-- Start of DATA RECORDS --

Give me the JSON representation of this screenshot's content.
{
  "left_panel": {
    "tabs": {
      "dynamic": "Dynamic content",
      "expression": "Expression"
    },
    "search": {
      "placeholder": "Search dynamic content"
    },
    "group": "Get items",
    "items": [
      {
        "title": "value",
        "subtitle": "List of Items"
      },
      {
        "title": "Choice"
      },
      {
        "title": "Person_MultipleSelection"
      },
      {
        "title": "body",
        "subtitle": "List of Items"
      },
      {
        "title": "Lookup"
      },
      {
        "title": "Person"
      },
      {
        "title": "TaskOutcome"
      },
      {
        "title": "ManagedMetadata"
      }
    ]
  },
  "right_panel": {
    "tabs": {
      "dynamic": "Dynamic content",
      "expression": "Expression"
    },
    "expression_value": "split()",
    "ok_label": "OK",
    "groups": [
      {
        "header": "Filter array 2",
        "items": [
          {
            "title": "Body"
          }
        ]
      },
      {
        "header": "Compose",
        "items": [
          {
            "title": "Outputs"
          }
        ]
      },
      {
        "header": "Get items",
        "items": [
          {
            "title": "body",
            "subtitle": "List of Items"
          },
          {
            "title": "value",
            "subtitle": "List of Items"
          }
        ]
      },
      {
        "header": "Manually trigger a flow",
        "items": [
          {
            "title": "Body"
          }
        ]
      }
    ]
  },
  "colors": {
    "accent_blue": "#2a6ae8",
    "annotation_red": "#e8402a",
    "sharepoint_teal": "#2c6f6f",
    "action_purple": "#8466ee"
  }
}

-- End of DATA RECORDS --
-- Start of DATA RECORDS --

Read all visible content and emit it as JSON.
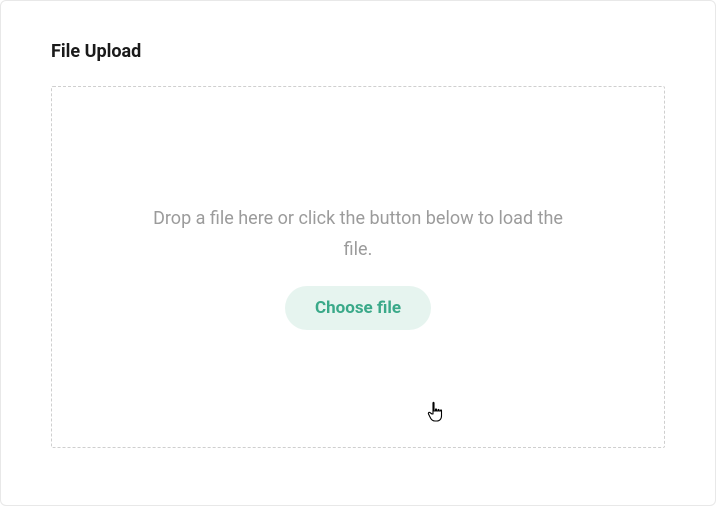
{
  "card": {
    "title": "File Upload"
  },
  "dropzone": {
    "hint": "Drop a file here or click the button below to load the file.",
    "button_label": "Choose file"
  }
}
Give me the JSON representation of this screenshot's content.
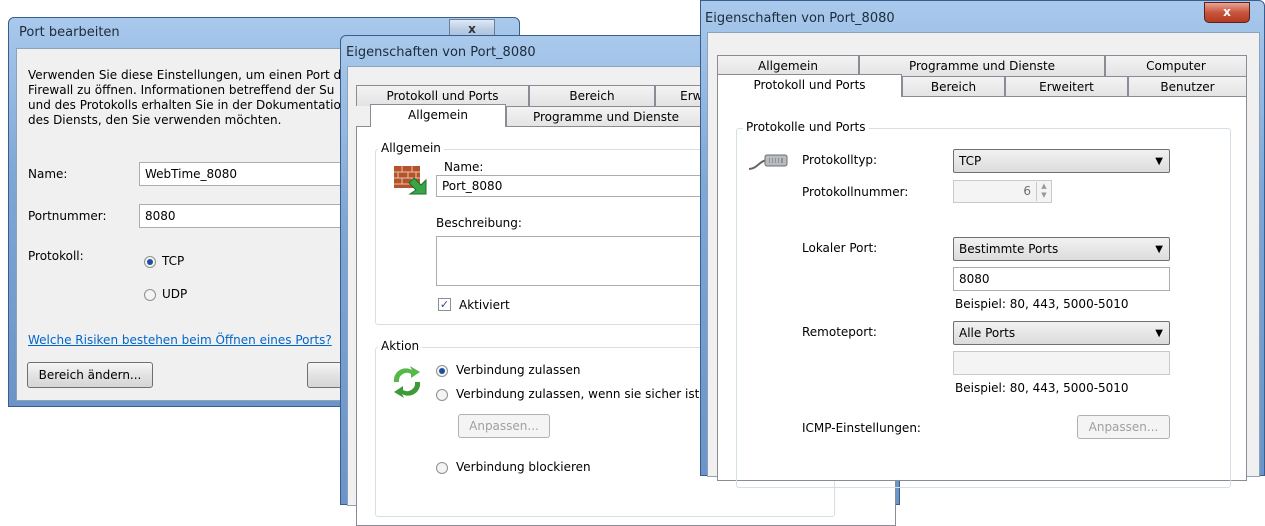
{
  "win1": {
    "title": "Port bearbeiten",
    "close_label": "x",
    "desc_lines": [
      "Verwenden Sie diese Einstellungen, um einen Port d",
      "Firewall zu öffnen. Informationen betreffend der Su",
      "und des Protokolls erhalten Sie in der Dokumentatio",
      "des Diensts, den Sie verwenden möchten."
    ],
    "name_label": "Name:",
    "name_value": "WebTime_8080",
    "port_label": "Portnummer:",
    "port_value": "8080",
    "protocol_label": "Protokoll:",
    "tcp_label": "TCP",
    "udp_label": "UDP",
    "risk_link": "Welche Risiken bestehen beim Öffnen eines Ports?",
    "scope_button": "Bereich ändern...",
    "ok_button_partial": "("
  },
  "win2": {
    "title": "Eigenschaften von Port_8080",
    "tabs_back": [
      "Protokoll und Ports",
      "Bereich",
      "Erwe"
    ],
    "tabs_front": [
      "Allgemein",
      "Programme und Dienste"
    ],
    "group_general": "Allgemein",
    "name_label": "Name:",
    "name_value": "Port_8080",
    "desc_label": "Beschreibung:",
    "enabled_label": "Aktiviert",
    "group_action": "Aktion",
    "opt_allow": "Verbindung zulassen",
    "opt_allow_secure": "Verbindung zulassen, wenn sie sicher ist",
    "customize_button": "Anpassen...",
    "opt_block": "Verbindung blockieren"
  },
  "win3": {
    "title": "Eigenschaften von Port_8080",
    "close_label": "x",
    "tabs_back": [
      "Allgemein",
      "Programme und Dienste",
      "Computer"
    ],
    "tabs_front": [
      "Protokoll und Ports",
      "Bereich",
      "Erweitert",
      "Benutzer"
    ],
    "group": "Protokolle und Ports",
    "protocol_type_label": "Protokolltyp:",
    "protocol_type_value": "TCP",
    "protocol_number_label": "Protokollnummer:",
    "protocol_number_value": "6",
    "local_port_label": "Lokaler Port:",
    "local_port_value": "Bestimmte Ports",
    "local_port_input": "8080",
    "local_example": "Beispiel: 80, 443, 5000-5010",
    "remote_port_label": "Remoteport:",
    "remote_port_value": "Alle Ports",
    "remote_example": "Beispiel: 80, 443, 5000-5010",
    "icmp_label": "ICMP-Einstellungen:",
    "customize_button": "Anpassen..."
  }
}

-- End of DATA RECORDS --
-- Start of DATA RECORDS --

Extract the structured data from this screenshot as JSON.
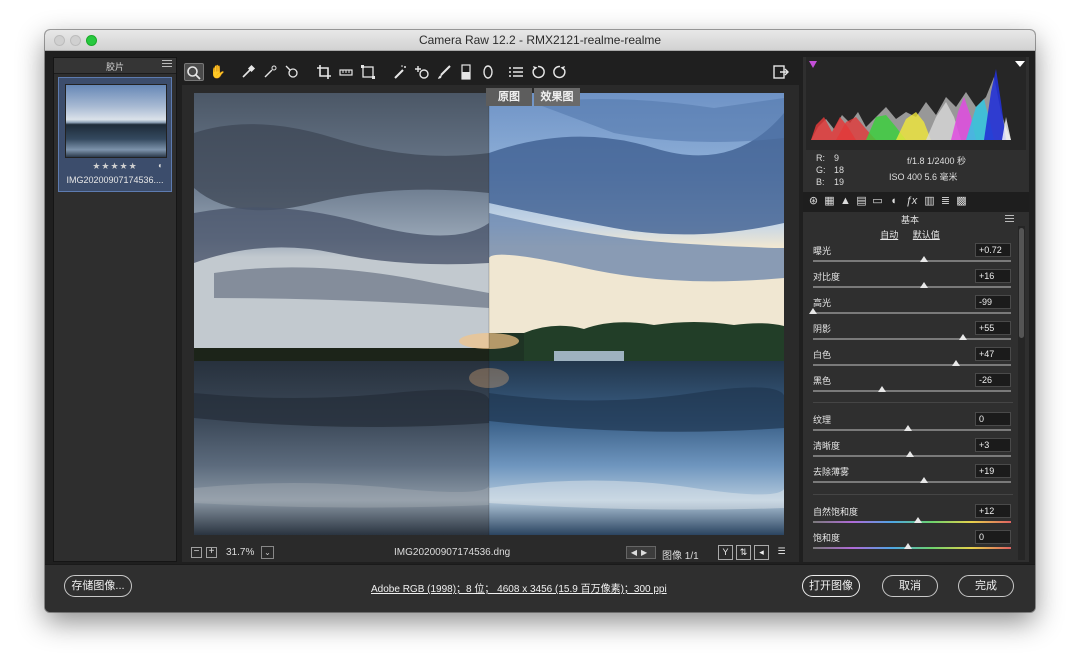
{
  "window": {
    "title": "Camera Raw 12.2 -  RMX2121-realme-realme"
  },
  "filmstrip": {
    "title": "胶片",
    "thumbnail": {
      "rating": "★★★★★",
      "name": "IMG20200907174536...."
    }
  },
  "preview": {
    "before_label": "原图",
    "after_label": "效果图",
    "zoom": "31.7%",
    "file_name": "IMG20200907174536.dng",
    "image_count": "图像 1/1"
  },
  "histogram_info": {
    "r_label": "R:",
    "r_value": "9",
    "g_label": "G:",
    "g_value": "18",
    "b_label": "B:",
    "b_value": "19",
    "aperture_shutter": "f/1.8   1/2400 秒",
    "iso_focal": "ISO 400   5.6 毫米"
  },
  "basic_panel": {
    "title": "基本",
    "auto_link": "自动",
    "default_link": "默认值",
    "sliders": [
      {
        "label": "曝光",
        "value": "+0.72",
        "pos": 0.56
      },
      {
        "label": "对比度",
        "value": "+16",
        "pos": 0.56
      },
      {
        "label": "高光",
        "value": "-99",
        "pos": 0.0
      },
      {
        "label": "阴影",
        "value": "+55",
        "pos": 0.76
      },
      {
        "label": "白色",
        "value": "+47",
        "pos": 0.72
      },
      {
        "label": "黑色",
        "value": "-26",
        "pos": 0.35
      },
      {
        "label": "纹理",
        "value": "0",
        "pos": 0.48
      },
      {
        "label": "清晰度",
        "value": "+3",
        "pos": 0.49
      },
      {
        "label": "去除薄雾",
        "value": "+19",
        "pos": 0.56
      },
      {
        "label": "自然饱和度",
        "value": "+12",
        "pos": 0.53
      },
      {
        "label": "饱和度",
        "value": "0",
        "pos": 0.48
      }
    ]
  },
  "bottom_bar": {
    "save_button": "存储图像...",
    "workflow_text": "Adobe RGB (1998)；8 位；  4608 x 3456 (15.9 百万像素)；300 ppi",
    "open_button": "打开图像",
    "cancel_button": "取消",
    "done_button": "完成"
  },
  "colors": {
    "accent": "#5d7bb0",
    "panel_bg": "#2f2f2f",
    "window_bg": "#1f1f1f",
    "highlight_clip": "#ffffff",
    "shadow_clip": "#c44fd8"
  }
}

-- End of DATA RECORDS --

TASK GOAL: Extract all lines containing the word "Ports".

SOLUTION TO THE PROBLEM:
    "risk_link": "Welche Risiken bestehen beim Öffnen eines Ports?",
      "Protokoll und Ports",
      "Protokoll und Ports",
    "group": "Protokolle und Ports",
    "local_port_value": "Bestimmte Ports",
    "remote_port_value": "Alle Ports",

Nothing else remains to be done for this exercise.